Identify and reproduce every line holding the string "current".

§ **Task material**:

————————

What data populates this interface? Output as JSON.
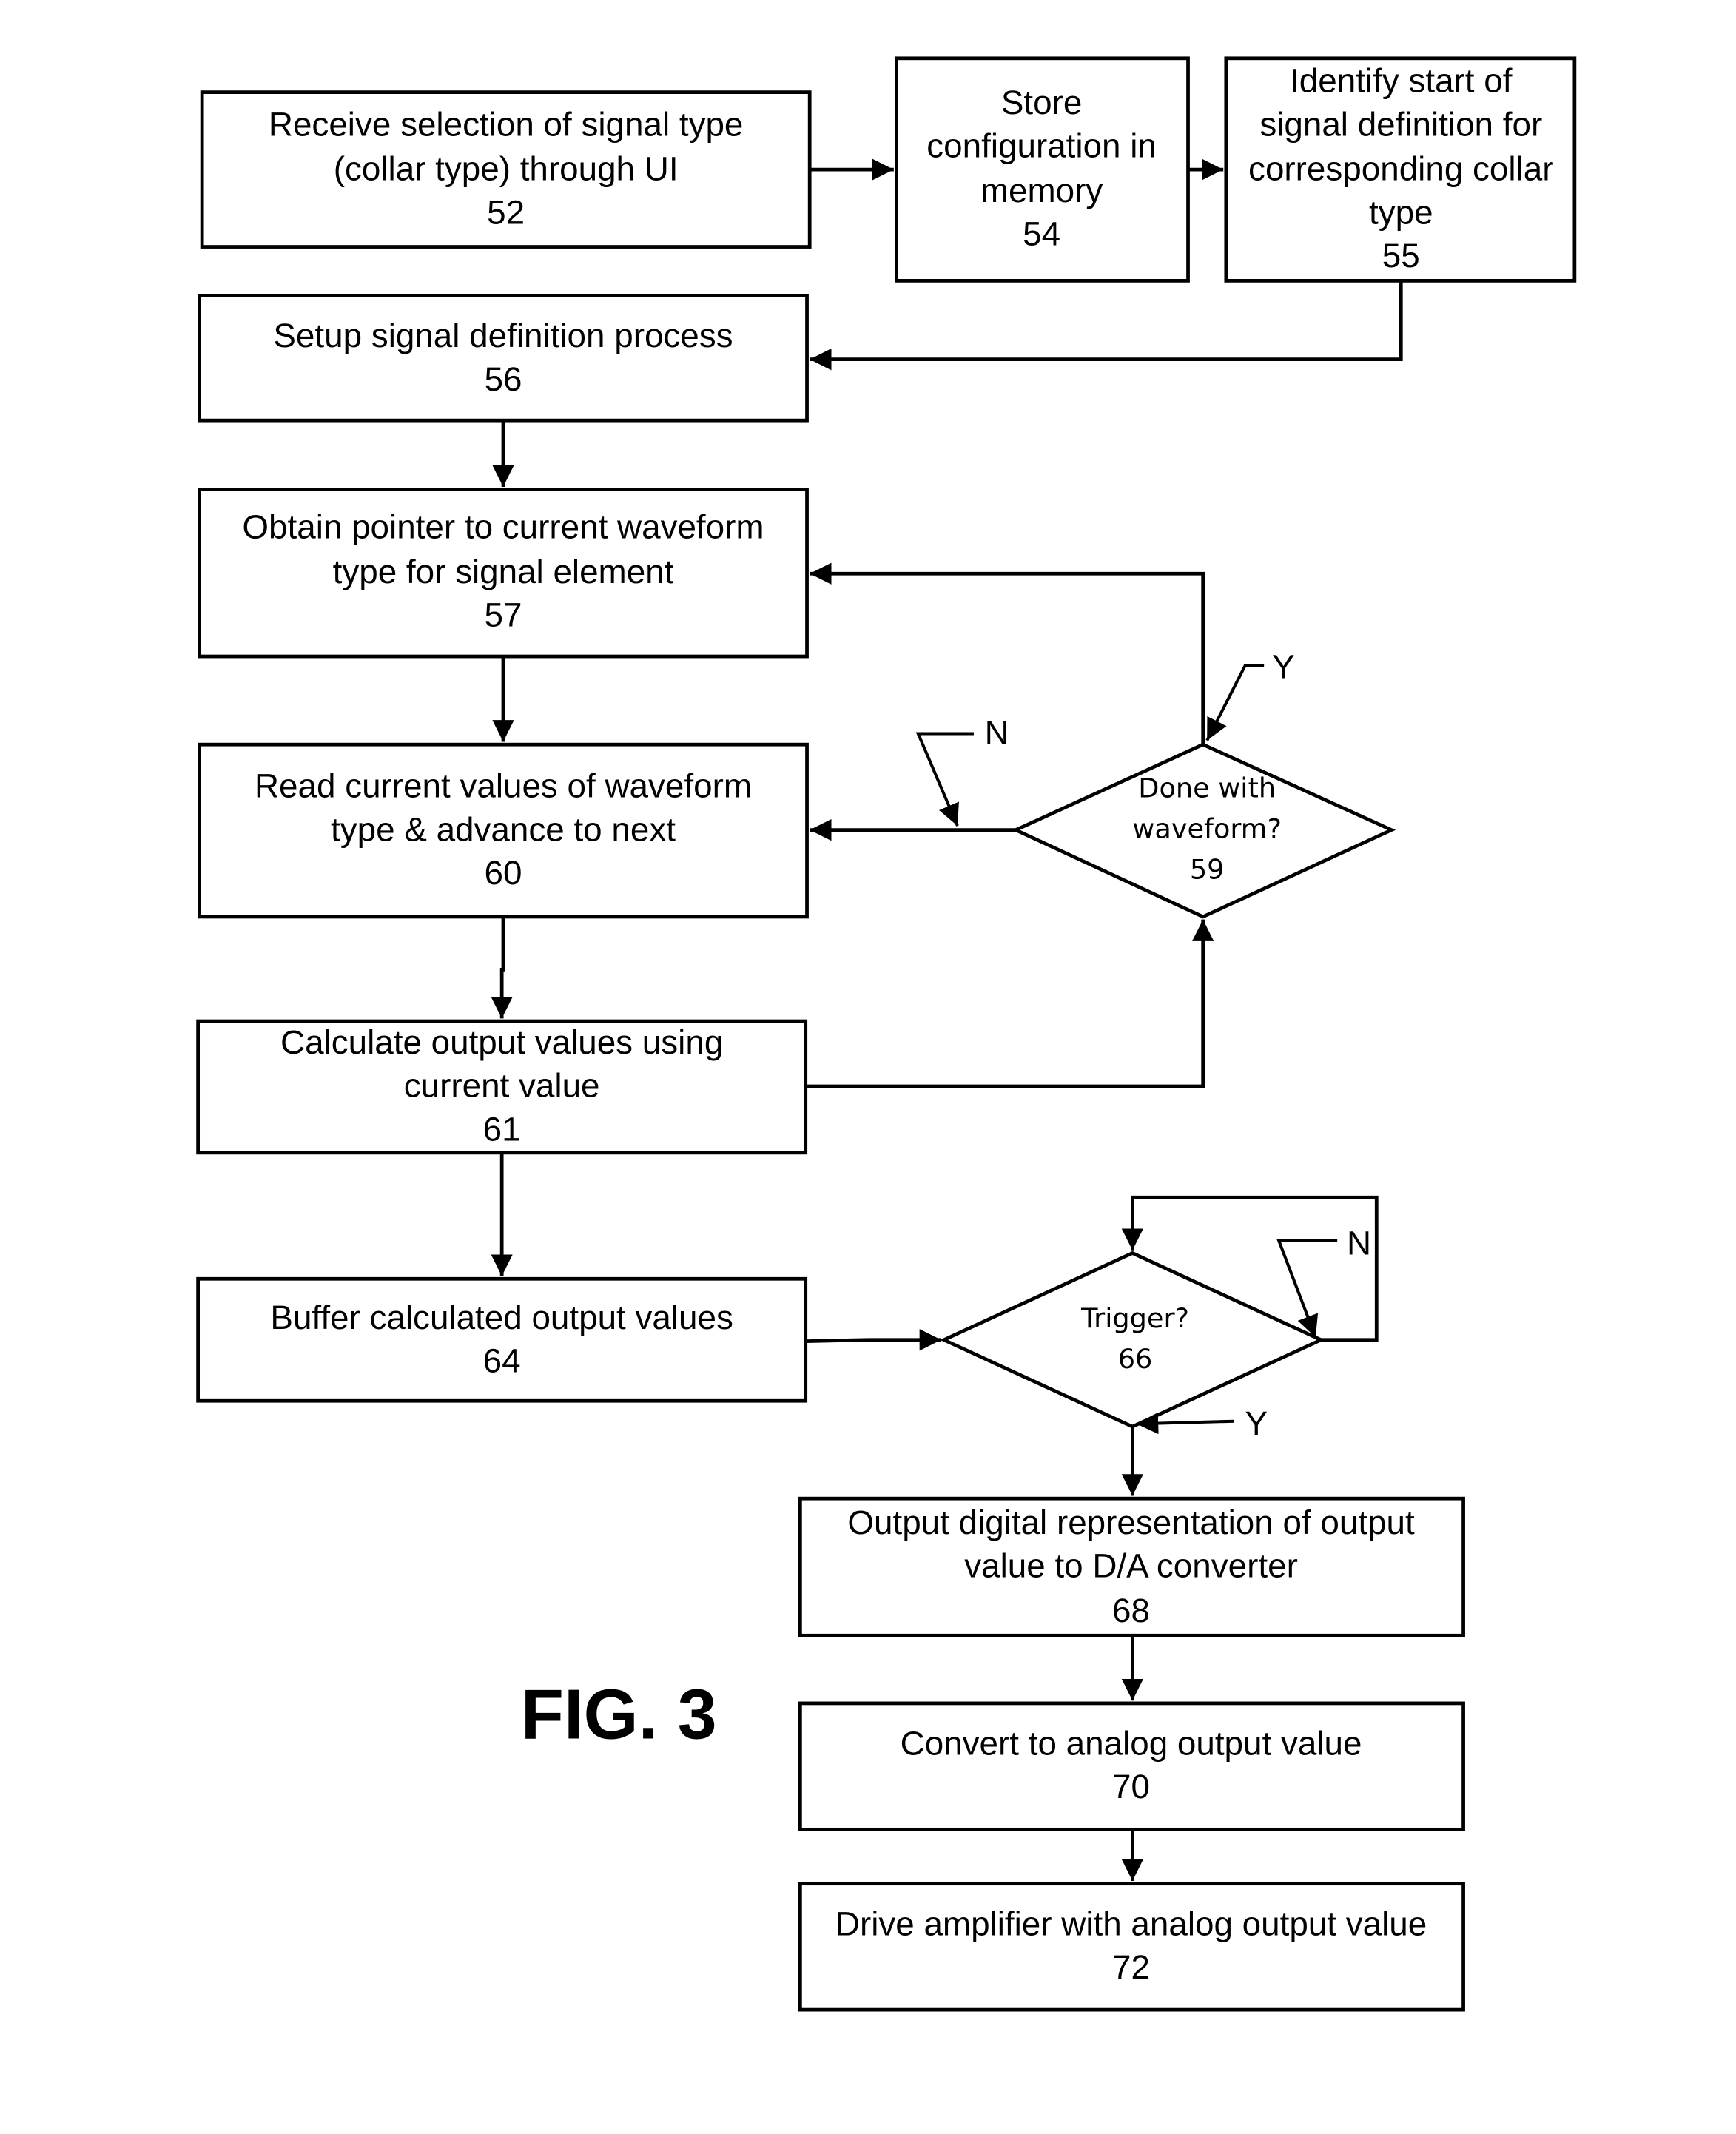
{
  "figure": {
    "title": "FIG. 3"
  },
  "steps": {
    "s52": {
      "lines": [
        "Receive selection of signal type",
        "(collar type) through UI"
      ],
      "ref": "52"
    },
    "s54": {
      "lines": [
        "Store",
        "configuration in",
        "memory"
      ],
      "ref": "54"
    },
    "s55": {
      "lines": [
        "Identify start of",
        "signal definition for",
        "corresponding collar",
        "type"
      ],
      "ref": "55"
    },
    "s56": {
      "lines": [
        "Setup signal definition process"
      ],
      "ref": "56"
    },
    "s57": {
      "lines": [
        "Obtain pointer to current waveform",
        "type for signal element"
      ],
      "ref": "57"
    },
    "s60": {
      "lines": [
        "Read current values of waveform",
        "type & advance to next"
      ],
      "ref": "60"
    },
    "s61": {
      "lines": [
        "Calculate output values using",
        "current value"
      ],
      "ref": "61"
    },
    "s64": {
      "lines": [
        "Buffer calculated output values"
      ],
      "ref": "64"
    },
    "s68": {
      "lines": [
        "Output digital representation of output",
        "value to D/A converter"
      ],
      "ref": "68"
    },
    "s70": {
      "lines": [
        "Convert to analog output value"
      ],
      "ref": "70"
    },
    "s72": {
      "lines": [
        "Drive amplifier with analog output value"
      ],
      "ref": "72"
    }
  },
  "decisions": {
    "d59": {
      "lines": [
        "Done with",
        "waveform?"
      ],
      "ref": "59",
      "yes_label": "Y",
      "no_label": "N"
    },
    "d66": {
      "lines": [
        "Trigger?"
      ],
      "ref": "66",
      "yes_label": "Y",
      "no_label": "N"
    }
  }
}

————————

§ **Written response**:
        "Obtain pointer to current waveform",
        "Read current values of waveform",
        "current value"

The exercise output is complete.